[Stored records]
------------------------------------------------------------
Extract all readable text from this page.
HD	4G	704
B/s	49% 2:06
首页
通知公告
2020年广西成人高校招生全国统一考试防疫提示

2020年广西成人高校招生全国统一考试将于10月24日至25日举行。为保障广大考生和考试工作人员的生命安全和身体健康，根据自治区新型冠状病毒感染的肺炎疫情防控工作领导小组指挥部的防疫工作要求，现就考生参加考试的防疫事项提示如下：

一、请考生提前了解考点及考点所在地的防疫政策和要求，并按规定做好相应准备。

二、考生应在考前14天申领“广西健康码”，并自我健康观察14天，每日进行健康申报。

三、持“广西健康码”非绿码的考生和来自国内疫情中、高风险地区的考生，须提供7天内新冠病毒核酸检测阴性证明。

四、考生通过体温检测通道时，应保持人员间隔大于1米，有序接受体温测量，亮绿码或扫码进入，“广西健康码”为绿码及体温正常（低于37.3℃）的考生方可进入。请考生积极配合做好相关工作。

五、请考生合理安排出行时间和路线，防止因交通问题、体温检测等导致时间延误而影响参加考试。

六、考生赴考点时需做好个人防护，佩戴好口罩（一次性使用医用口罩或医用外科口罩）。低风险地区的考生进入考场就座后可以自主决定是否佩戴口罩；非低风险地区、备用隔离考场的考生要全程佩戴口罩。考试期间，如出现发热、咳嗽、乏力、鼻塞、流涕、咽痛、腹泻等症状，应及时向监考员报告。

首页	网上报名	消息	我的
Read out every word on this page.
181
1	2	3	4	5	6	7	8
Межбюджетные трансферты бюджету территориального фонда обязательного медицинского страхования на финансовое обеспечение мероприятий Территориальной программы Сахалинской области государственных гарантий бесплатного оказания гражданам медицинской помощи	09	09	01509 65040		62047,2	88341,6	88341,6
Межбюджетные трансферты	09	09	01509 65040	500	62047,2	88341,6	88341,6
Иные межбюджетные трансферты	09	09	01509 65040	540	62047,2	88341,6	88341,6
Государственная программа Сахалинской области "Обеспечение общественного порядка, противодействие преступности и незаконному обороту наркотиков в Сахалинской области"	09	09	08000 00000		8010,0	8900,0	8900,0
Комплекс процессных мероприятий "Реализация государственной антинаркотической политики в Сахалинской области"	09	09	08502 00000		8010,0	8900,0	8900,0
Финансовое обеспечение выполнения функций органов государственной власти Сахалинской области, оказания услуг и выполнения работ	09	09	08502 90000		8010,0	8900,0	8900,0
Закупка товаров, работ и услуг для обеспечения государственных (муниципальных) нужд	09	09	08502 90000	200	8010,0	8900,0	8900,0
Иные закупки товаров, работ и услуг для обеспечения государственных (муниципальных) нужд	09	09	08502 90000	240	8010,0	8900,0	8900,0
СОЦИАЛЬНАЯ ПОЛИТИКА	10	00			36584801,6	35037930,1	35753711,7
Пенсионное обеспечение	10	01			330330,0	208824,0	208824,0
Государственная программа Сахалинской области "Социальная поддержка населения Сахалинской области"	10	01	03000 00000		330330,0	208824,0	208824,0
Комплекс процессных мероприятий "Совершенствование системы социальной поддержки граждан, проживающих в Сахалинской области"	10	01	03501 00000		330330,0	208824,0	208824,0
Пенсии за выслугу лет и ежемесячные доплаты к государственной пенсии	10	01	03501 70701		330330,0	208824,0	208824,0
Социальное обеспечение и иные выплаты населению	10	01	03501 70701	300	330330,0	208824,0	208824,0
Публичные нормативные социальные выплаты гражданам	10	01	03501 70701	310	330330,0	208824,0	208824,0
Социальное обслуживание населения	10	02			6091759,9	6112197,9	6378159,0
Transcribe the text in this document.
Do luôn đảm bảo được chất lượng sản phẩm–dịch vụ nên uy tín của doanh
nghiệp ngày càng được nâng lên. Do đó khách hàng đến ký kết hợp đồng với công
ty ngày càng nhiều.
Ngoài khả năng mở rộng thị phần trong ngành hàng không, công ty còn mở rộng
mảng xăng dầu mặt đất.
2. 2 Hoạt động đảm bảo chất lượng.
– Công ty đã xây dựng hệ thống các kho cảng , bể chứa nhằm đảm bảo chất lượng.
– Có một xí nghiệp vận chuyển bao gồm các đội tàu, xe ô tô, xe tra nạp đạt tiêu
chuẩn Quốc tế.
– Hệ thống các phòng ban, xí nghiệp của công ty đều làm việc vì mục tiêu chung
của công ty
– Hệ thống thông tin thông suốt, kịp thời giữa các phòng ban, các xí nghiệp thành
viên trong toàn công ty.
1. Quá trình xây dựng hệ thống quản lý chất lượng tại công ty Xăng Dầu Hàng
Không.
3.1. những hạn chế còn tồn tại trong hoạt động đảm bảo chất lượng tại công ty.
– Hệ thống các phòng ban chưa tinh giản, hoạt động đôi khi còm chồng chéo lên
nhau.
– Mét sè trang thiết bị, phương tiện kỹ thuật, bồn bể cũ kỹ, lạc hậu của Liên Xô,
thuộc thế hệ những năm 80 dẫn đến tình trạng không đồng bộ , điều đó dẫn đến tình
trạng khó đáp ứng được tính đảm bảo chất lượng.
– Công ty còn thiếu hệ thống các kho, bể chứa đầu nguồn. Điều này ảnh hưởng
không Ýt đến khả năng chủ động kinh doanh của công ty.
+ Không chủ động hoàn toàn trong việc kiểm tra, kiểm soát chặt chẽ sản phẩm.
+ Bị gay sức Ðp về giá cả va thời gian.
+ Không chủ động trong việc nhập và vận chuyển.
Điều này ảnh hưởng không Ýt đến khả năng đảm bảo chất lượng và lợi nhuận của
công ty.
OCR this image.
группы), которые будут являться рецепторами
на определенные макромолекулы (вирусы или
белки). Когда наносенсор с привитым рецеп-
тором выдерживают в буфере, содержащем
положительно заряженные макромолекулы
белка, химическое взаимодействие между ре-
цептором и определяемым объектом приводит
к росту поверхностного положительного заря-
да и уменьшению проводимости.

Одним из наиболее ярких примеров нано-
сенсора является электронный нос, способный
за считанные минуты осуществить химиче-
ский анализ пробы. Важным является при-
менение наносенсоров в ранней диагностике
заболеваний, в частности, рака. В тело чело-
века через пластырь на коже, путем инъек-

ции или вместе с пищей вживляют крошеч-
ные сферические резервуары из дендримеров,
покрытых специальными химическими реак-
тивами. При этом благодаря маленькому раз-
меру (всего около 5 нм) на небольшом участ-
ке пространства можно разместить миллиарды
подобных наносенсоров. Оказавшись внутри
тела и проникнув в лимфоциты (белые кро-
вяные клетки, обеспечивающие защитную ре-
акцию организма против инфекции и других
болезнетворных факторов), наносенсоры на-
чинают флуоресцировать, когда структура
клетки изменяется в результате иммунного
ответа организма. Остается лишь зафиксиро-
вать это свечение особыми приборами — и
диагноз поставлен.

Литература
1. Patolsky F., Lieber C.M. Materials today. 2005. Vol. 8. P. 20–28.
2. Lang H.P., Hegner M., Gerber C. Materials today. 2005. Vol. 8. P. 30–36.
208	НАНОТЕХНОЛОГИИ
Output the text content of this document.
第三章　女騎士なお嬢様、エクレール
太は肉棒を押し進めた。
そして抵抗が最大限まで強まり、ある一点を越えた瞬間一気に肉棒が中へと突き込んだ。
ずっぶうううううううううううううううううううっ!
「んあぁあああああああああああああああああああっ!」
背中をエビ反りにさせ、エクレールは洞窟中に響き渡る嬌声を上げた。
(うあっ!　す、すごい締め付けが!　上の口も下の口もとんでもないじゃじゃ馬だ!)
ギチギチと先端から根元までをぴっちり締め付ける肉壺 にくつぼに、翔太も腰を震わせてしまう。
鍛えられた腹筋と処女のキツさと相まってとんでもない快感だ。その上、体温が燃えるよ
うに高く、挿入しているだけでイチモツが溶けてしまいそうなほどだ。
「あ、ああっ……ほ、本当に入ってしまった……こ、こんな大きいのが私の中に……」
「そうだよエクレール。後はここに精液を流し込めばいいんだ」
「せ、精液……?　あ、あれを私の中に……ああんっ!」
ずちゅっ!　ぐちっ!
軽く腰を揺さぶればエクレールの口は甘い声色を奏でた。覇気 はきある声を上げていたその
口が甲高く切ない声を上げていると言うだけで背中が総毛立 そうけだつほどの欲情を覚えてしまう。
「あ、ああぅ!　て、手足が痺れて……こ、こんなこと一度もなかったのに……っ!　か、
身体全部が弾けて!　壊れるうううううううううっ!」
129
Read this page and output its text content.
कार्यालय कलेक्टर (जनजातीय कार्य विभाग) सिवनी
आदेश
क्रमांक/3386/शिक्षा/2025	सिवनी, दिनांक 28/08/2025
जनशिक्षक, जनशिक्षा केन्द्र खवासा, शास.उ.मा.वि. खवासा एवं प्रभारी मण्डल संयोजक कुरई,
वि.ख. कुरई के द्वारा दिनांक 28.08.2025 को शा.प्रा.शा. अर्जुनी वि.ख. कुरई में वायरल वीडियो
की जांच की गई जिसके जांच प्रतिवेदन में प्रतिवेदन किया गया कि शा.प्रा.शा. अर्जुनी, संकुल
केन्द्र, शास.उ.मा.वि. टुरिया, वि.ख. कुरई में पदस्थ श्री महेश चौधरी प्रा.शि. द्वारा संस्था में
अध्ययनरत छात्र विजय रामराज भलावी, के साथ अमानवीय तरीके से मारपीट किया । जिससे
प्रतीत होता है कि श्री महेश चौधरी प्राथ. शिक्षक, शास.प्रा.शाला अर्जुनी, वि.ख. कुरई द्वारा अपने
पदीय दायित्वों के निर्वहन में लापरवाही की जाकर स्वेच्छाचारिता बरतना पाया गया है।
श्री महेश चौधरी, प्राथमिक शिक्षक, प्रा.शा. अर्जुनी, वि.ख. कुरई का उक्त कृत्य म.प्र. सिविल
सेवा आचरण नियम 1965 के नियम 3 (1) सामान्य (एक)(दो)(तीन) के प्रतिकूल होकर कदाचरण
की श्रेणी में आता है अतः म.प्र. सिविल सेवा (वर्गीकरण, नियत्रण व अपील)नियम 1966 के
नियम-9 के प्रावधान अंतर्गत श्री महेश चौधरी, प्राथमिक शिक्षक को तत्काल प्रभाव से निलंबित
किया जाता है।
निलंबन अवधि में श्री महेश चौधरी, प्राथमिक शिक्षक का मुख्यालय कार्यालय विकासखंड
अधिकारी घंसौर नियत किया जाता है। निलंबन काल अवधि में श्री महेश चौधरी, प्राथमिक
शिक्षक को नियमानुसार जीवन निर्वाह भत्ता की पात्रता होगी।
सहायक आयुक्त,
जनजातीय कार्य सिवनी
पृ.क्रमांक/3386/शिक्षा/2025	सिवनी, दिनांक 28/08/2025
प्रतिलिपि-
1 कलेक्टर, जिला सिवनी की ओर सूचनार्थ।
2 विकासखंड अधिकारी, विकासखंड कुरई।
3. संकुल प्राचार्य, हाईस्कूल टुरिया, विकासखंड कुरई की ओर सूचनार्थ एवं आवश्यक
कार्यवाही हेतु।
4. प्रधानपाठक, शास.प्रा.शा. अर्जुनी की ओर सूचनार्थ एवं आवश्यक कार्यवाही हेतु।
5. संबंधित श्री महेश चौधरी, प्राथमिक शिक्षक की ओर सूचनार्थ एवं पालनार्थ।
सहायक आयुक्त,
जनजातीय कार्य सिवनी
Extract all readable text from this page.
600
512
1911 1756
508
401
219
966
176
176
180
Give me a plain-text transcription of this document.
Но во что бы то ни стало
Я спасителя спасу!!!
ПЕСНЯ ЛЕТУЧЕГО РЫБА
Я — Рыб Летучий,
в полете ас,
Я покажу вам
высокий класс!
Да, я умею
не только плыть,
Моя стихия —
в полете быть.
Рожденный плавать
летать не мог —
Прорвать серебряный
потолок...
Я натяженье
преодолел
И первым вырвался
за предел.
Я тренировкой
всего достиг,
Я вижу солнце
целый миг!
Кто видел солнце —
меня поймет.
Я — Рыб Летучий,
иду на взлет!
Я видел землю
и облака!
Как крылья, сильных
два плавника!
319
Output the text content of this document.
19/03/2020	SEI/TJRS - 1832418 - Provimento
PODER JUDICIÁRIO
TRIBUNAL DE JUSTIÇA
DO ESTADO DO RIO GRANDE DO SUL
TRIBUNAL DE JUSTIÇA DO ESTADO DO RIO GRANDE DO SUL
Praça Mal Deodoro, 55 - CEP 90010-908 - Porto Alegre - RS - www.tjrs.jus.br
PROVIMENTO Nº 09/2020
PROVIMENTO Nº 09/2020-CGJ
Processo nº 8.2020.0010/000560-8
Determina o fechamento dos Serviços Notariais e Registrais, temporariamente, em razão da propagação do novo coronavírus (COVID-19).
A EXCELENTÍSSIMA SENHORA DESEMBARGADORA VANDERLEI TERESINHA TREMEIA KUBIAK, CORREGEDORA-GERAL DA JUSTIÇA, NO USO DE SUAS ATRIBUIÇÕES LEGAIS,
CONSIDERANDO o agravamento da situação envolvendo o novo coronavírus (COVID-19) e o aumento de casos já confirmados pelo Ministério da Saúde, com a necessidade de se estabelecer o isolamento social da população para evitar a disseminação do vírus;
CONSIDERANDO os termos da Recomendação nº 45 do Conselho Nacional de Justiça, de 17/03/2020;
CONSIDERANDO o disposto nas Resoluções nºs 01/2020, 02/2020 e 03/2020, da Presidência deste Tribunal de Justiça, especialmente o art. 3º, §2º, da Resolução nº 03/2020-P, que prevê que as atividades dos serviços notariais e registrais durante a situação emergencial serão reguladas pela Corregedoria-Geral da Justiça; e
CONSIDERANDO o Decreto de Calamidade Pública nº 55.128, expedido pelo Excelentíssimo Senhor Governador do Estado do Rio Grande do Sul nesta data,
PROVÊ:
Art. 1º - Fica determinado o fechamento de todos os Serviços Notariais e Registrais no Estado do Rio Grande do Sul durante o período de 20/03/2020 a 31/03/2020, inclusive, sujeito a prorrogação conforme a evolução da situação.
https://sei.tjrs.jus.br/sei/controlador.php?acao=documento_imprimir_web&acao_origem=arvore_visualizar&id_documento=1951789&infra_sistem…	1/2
------------------------------------------------------------
◆ What you will do
Copy each line of the data that contains the word "广西健康码".

◆ Answer to the task
二、考生应在考前14天申领“广西健康码”，并自我健康观察14天，每日进行健康申报。
三、持“广西健康码”非绿码的考生和来自国内疫情中、高风险地区的考生，须提供7天内新冠病毒核酸检测阴性证明。
四、考生通过体温检测通道时，应保持人员间隔大于1米，有序接受体温测量，亮绿码或扫码进入，“广西健康码”为绿码及体温正常（低于37.3℃）的考生方可进入。请考生积极配合做好相关工作。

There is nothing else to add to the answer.